What the exercise asks
Go through the entries below and collect each line with the string "JSON" in it.

Material for this task
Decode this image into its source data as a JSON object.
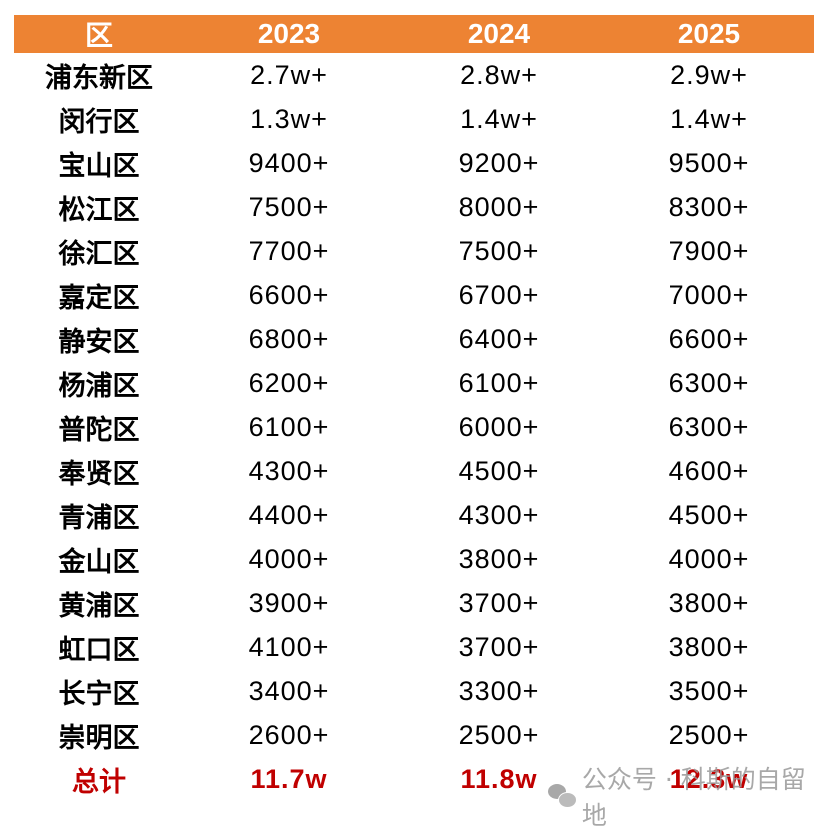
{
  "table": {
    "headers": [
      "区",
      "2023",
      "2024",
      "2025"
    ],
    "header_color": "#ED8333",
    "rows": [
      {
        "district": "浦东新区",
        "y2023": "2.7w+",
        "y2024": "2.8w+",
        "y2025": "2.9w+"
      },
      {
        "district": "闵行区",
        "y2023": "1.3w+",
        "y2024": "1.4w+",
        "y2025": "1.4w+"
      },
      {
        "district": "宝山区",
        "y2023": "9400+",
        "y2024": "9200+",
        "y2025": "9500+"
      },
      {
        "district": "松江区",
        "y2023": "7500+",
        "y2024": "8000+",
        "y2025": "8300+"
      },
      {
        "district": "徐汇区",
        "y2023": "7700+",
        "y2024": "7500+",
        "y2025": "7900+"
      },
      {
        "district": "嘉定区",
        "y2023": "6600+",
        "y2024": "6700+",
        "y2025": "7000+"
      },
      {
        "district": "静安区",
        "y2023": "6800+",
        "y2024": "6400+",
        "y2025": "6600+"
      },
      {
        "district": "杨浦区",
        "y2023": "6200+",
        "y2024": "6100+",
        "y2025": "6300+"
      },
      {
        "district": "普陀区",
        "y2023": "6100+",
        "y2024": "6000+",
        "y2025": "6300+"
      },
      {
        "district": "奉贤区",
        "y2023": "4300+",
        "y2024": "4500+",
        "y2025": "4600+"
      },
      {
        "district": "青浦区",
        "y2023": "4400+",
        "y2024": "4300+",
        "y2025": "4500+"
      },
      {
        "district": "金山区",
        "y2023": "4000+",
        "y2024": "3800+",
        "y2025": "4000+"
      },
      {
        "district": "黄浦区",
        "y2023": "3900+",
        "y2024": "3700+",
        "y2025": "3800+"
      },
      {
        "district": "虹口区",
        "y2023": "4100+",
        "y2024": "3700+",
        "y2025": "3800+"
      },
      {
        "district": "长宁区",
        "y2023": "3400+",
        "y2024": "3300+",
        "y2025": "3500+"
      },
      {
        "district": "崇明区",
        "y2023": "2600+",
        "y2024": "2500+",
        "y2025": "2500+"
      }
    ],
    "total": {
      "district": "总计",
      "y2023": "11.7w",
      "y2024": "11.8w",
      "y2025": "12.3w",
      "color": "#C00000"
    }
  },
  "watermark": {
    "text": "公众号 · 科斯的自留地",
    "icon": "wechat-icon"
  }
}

* * *

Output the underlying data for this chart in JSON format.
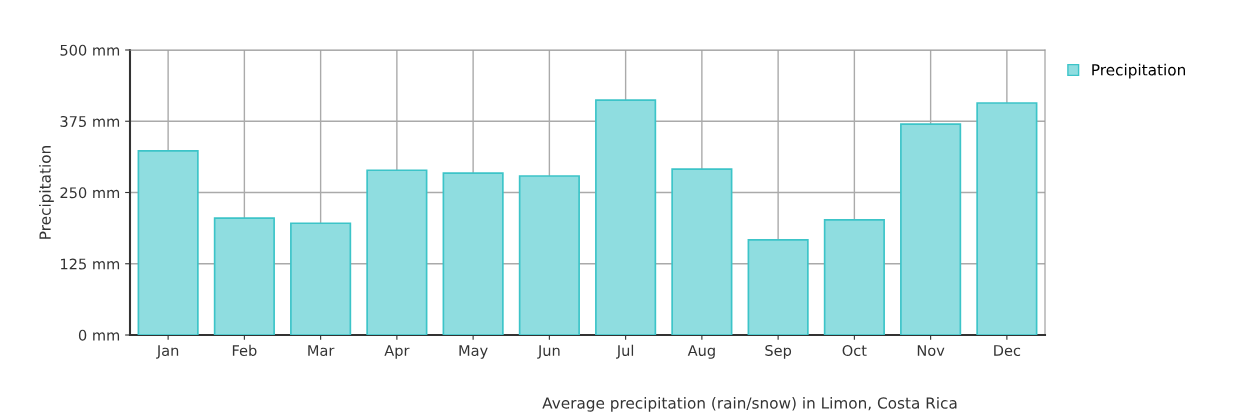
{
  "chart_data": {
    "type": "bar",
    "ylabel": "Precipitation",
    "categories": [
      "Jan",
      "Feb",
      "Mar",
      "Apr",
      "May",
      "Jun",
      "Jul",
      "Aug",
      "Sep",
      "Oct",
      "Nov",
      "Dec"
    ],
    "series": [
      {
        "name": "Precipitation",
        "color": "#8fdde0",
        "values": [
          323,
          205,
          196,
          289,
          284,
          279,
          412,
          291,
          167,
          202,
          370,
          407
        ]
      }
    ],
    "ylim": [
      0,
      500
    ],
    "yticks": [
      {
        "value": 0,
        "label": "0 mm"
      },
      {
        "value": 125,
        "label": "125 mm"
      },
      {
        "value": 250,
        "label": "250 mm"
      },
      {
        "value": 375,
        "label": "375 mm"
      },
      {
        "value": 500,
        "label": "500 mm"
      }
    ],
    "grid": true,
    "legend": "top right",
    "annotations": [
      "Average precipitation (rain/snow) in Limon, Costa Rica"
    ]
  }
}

Task solution
Decode this image into its source data as a JSON object.
Output the underlying data for this chart in JSON format.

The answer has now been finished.